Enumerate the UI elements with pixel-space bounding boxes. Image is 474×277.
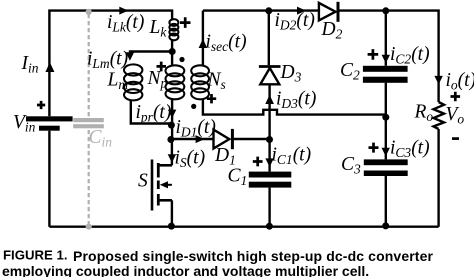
junction: Lk bottom / Np top / Lm top node bbox=[169, 48, 176, 55]
svg-text:iD1(t): iD1(t) bbox=[176, 117, 216, 140]
svg-text:io(t): io(t) bbox=[446, 70, 474, 93]
capacitor Cin (gray, dashed link) bbox=[73, 9, 104, 230]
plus battery bbox=[37, 101, 45, 109]
arrow iC1 down bbox=[265, 158, 273, 167]
svg-text:Ns: Ns bbox=[207, 70, 226, 93]
transformer polarity dot Ns bbox=[191, 104, 196, 109]
diode D1 bbox=[214, 129, 270, 149]
junction: top wire / D3 branch node bbox=[265, 7, 272, 14]
transformer primary Np stub top bbox=[171, 51, 173, 67]
inductor Lk coil bbox=[169, 19, 178, 40]
svg-text:D3: D3 bbox=[280, 62, 302, 85]
svg-text:C1: C1 bbox=[228, 166, 248, 189]
plus Lk bbox=[180, 17, 191, 28]
battery Vin plates bbox=[26, 116, 73, 130]
svg-text:Vin: Vin bbox=[13, 112, 36, 135]
arrow io down bbox=[434, 76, 442, 85]
wire: C1 bottom to bottom rail bbox=[268, 188, 270, 227]
junction: switch source on bottom rail bbox=[168, 223, 175, 230]
plus Np bbox=[157, 62, 167, 72]
current arrowheads bbox=[45, 7, 442, 167]
wire: C2 bottom through junction down to C3 bbox=[385, 83, 387, 160]
capacitor C1 plates bbox=[249, 172, 291, 188]
resistor Ro zigzag bbox=[434, 102, 445, 129]
arrow iD2 right bbox=[297, 7, 306, 15]
wire: Ns bottom lead with hop over D3 wire to C2 bottom junction bbox=[203, 100, 386, 118]
transformer primary Np coil bbox=[166, 65, 185, 99]
junction: C3 bottom on bottom rail bbox=[382, 222, 389, 229]
arrow iC2 down bbox=[382, 55, 390, 64]
minus Vo bbox=[452, 137, 459, 140]
diode D3 bbox=[259, 67, 281, 85]
svg-text:iC3(t): iC3(t) bbox=[390, 138, 430, 161]
wire: Lm bottom lead to Np rail bbox=[131, 101, 172, 124]
arrow iLm down bbox=[126, 52, 134, 61]
diode D2 bbox=[319, 2, 338, 22]
svg-text:S: S bbox=[138, 171, 148, 192]
svg-text:Proposed single-switch high st: Proposed single-switch high step-up dc-d… bbox=[73, 248, 433, 264]
svg-text:iC2(t): iC2(t) bbox=[390, 44, 430, 67]
arrow Iin up bbox=[45, 62, 54, 72]
junction: C2 bottom / Ns return / C3 top node bbox=[382, 114, 389, 121]
junction: D1 cathode / D3 anode / C1 top node bbox=[266, 136, 273, 143]
arrow iS down bbox=[168, 154, 176, 163]
wire: C2 branch from top junction bbox=[385, 11, 387, 66]
plus C2 bbox=[368, 49, 379, 60]
wire: bottom rail bbox=[49, 225, 438, 227]
transformer secondary Ns coil bbox=[191, 65, 209, 99]
svg-text:C2: C2 bbox=[340, 60, 360, 83]
wire: left rail bottom from battery to bottom rail bbox=[48, 131, 50, 227]
svg-text:iLk(t): iLk(t) bbox=[107, 12, 144, 35]
transistor S (MOSFET) bbox=[152, 160, 172, 211]
junction: D1 anode / switch drain node bbox=[167, 136, 174, 143]
wire: Np bottom rail down through ipr and junctions bbox=[171, 100, 173, 140]
transformer polarity dot Np bbox=[179, 57, 184, 62]
svg-text:employing coupled inductor and: employing coupled inductor and voltage m… bbox=[2, 263, 369, 277]
svg-text:FIGURE 1.: FIGURE 1. bbox=[3, 248, 67, 263]
arrow ipr down bbox=[168, 110, 176, 119]
junction: top wire / C2 branch node bbox=[382, 7, 389, 14]
wire: Ro bottom to bottom-right corner bbox=[437, 129, 439, 227]
svg-text:Np: Np bbox=[147, 68, 168, 91]
inductor Lm coil bbox=[124, 64, 142, 100]
svg-text:iC1(t): iC1(t) bbox=[272, 145, 312, 168]
wire: switch source to bottom rail bbox=[171, 200, 173, 226]
svg-text:iS(t): iS(t) bbox=[175, 148, 206, 171]
svg-text:Iin: Iin bbox=[21, 53, 39, 76]
arrow iD3 up bbox=[265, 95, 274, 104]
wire: top segment B from isec corner to D2 bbox=[203, 9, 319, 11]
wire: C3 bottom to bottom rail bbox=[385, 176, 387, 227]
wire: D2 cathode to top-right corner and right rail to Ro bbox=[339, 11, 438, 102]
svg-text:Ro: Ro bbox=[414, 102, 434, 125]
junction: C1 bottom on bottom rail bbox=[266, 223, 273, 230]
wire: D1 anode wire bbox=[171, 138, 214, 140]
wire: input left rail + top segment A to Lk bbox=[49, 11, 172, 117]
polarity plus signs bbox=[37, 17, 460, 166]
svg-text:Vo: Vo bbox=[446, 104, 465, 127]
plus C3 bbox=[369, 143, 379, 153]
plus Ns bbox=[207, 94, 216, 103]
svg-text:Cin: Cin bbox=[89, 127, 113, 150]
wire: switch branch down from junction bbox=[171, 140, 173, 166]
svg-text:C3: C3 bbox=[341, 154, 361, 177]
svg-text:iD2(t): iD2(t) bbox=[275, 10, 315, 33]
svg-text:isec(t): isec(t) bbox=[206, 31, 247, 54]
plus C1 bbox=[253, 157, 263, 167]
capacitor C3 plates bbox=[364, 159, 408, 176]
capacitor C2 plates bbox=[363, 66, 408, 83]
arrow iC3 down bbox=[382, 148, 390, 157]
svg-text:D2: D2 bbox=[321, 19, 343, 42]
arrow isec up bbox=[199, 39, 208, 48]
wire: branch to Lm top with iLm arrow stub bbox=[130, 52, 171, 57]
wire: D3 branch from top junction down to D3 bbox=[268, 11, 270, 66]
wire: D3 anode down through iD3 to D1 junction and C1 bbox=[268, 84, 270, 171]
transistor S body arrowhead bbox=[160, 181, 168, 188]
wire: Lk bottom stub to junction bbox=[171, 39, 173, 53]
svg-text:Lk: Lk bbox=[149, 17, 168, 40]
wire: secondary vertical isec from top wire B to Ns bbox=[202, 11, 204, 67]
svg-text:iLm(t): iLm(t) bbox=[87, 49, 128, 72]
arrow iLk right bbox=[119, 7, 128, 15]
svg-text:iD3(t): iD3(t) bbox=[276, 89, 316, 112]
plus Vo bbox=[451, 92, 461, 102]
junction: Lm bottom / Np bottom node bbox=[168, 122, 175, 129]
svg-text:ipr(t): ipr(t) bbox=[136, 102, 172, 125]
arrow iD1 right bbox=[196, 135, 205, 143]
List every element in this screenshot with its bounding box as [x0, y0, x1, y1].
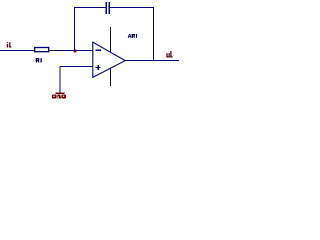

^^^^

Prompt: Rewrite all of the material above as a JSON list of strings, one string per line, with blank lines and the pictures left out.

Exercise answer:
[
  "Enumerate the UI elements with pixel-space bounding boxes. Image is 474×277.",
  "junction: Lk bottom / Np top / Lm top node bbox=[169, 48, 176, 55]",
  "svg-text:iD1(t): iD1(t) bbox=[176, 117, 216, 140]",
  "svg-text:io(t): io(t) bbox=[446, 70, 474, 93]",
  "capacitor Cin (gray, dashed link) bbox=[73, 9, 104, 230]",
  "plus battery bbox=[37, 101, 45, 109]",
  "arrow iC1 down bbox=[265, 158, 273, 167]",
  "svg-text:Ns: Ns bbox=[207, 70, 226, 93]",
  "transformer polarity dot Ns bbox=[191, 104, 196, 109]",
  "diode D1 bbox=[214, 129, 270, 149]",
  "junction: top wire / D3 branch node bbox=[265, 7, 272, 14]",
  "transformer primary Np stub top bbox=[171, 51, 173, 67]",
  "inductor Lk coil bbox=[169, 19, 178, 40]",
  "svg-text:D3: D3 bbox=[280, 62, 302, 85]",
  "svg-text:C1: C1 bbox=[228, 166, 248, 189]",
  "plus Lk bbox=[180, 17, 191, 28]",
  "battery Vin plates bbox=[26, 116, 73, 130]",
  "svg-text:Vin: Vin bbox=[13, 112, 36, 135]",
  "arrow io down bbox=[434, 76, 442, 85]",
  "wire: C1 bottom to bottom rail bbox=[268, 188, 270, 227]",
  "junction: switch source on bottom rail bbox=[168, 223, 175, 230]",
  "plus Np bbox=[157, 62, 167, 72]",
  "current arrowheads bbox=[45, 7, 442, 167]",
  "wire: C2 bottom through junction down to C3 bbox=[385, 83, 387, 160]",
  "capacitor C1 plates bbox=[249, 172, 291, 188]",
  "resistor Ro zigzag bbox=[434, 102, 445, 129]",
  "arrow iD2 right bbox=[297, 7, 306, 15]",
  "wire: Ns bottom lead with hop over D3 wire to C2 bottom junction bbox=[203, 100, 386, 118]",
  "transformer primary Np coil bbox=[166, 65, 185, 99]",
  "junction: C3 bottom on bottom rail bbox=[382, 222, 389, 229]",
  "arrow iC2 down bbox=[382, 55, 390, 64]",
  "minus Vo bbox=[452, 137, 459, 140]",
  "diode D3 bbox=[259, 67, 281, 85]",
  "svg-text:iC3(t): iC3(t) bbox=[390, 138, 430, 161]",
  "wire: Lm bottom lead to Np rail bbox=[131, 101, 172, 124]",
  "arrow iLm down bbox=[126, 52, 134, 61]",
  "diode D2 bbox=[319, 2, 338, 22]",
  "svg-text:S: S bbox=[138, 171, 148, 192]",
  "svg-text:Proposed single-switch high st: Proposed single-switch high step-up dc-d… bbox=[73, 248, 433, 264]",
  "svg-text:iC2(t): iC2(t) bbox=[390, 44, 430, 67]",
  "arrow Iin up bbox=[45, 62, 54, 72]",
  "junction: C2 bottom / Ns return / C3 top node bbox=[382, 114, 389, 121]",
  "junction: D1 cathode / D3 anode / C1 top node bbox=[266, 136, 273, 143]",
  "arrow iS down bbox=[168, 154, 176, 163]",
  "wire: C2 branch from top junction bbox=[385, 11, 387, 66]",
  "plus C2 bbox=[368, 49, 379, 60]",
  "wire: bottom rail bbox=[49, 225, 438, 227]",
  "transformer secondary Ns coil bbox=[191, 65, 209, 99]",
  "svg-text:C2: C2 bbox=[340, 60, 360, 83]",
  "wire: left rail bottom from battery to bottom rail bbox=[48, 131, 50, 227]",
  "svg-text:iLk(t): iLk(t) bbox=[107, 12, 144, 35]",
  "transistor S (MOSFET) bbox=[152, 160, 172, 211]",
  "junction: D1 anode / switch drain node bbox=[167, 136, 174, 143]",
  "wire: Np bottom rail down through ipr and junctions bbox=[171, 100, 173, 140]",
  "transformer polarity dot Np bbox=[179, 57, 184, 62]",
  "svg-text:employing coupled inductor and: employing coupled inductor and voltage m… bbox=[2, 263, 369, 277]",
  "svg-text:FIGURE 1.: FIGURE 1. bbox=[3, 248, 67, 263]",
  "arrow ipr down bbox=[168, 110, 176, 119]",
  "junction: top wire / C2 branch node bbox=[382, 7, 389, 14]",
  "wire: Ro bottom to bottom-right corner bbox=[437, 129, 439, 227]",
  "svg-text:Np: Np bbox=[147, 68, 168, 91]",
  "inductor Lm coil bbox=[124, 64, 142, 100]",
  "svg-text:iC1(t): iC1(t) bbox=[272, 145, 312, 168]",
  "wire: switch source to bottom rail bbox=[171, 200, 173, 226]",
  "svg-text:iS(t): iS(t) bbox=[175, 148, 206, 171]",
  "svg-text:Iin: Iin bbox=[21, 53, 39, 76]",
  "arrow iD3 up bbox=[265, 95, 274, 104]",
  "wire: top segment B from isec corner to D2 bbox=[203, 9, 319, 11]",
  "wire: C3 bottom to bottom rail bbox=[385, 176, 387, 227]",
  "wire: D2 cathode to top-right corner and right rail to Ro bbox=[339, 11, 438, 102]",
  "svg-text:Ro: Ro bbox=[414, 102, 434, 125]",
  "junction: C1 bottom on bottom rail bbox=[266, 223, 273, 230]",
  "wire: D1 anode wire bbox=[171, 138, 214, 140]",
  "wire: input left rail + top segment A to Lk bbox=[49, 11, 172, 117]",
  "polarity plus signs bbox=[37, 17, 460, 166]",
  "svg-text:Vo: Vo bbox=[446, 104, 465, 127]",
  "plus C3 bbox=[369, 143, 379, 153]",
  "plus Ns bbox=[207, 94, 216, 103]",
  "svg-text:Cin: Cin bbox=[89, 127, 113, 150]",
  "wire: switch branch down from junction bbox=[171, 140, 173, 166]",
  "svg-text:C3: C3 bbox=[341, 154, 361, 177]",
  "svg-text:iD2(t): iD2(t) bbox=[275, 10, 315, 33]",
  "svg-text:isec(t): isec(t) bbox=[206, 31, 247, 54]",
  "plus C1 bbox=[253, 157, 263, 167]",
  "capacitor C3 plates bbox=[364, 159, 408, 176]",
  "capacitor C2 plates bbox=[363, 66, 408, 83]",
  "arrow iC3 down bbox=[382, 148, 390, 157]",
  "svg-text:D2: D2 bbox=[321, 19, 343, 42]",
  "arrow isec up bbox=[199, 39, 208, 48]",
  "wire: branch to Lm top with iLm arrow stub bbox=[130, 52, 171, 57]",
  "wire: D3 branch from top junction down to D3 bbox=[268, 11, 270, 66]",
  "wire: D3 anode down through iD3 to D1 junction and C1 bbox=[268, 84, 270, 171]",
  "transistor S body arrowhead bbox=[160, 181, 168, 188]",
  "wire: Lk bottom stub to junction bbox=[171, 39, 173, 53]",
  "svg-text:Lk: Lk bbox=[149, 17, 168, 40]",
  "wire: secondary vertical isec from top wire B to Ns bbox=[202, 11, 204, 67]",
  "svg-text:iLm(t): iLm(t) bbox=[87, 49, 128, 72]",
  "arrow iLk right bbox=[119, 7, 128, 15]",
  "svg-text:iD3(t): iD3(t) bbox=[276, 89, 316, 112]",
  "plus Vo bbox=[451, 92, 461, 102]",
  "junction: Lm bottom / Np bottom node bbox=[168, 122, 175, 129]",
  "svg-text:ipr(t): ipr(t) bbox=[136, 102, 172, 125]",
  "arrow iD1 right bbox=[196, 135, 205, 143]",
  "List every element in this screenshot with its bounding box as [x0, y0, x1, y1]."
]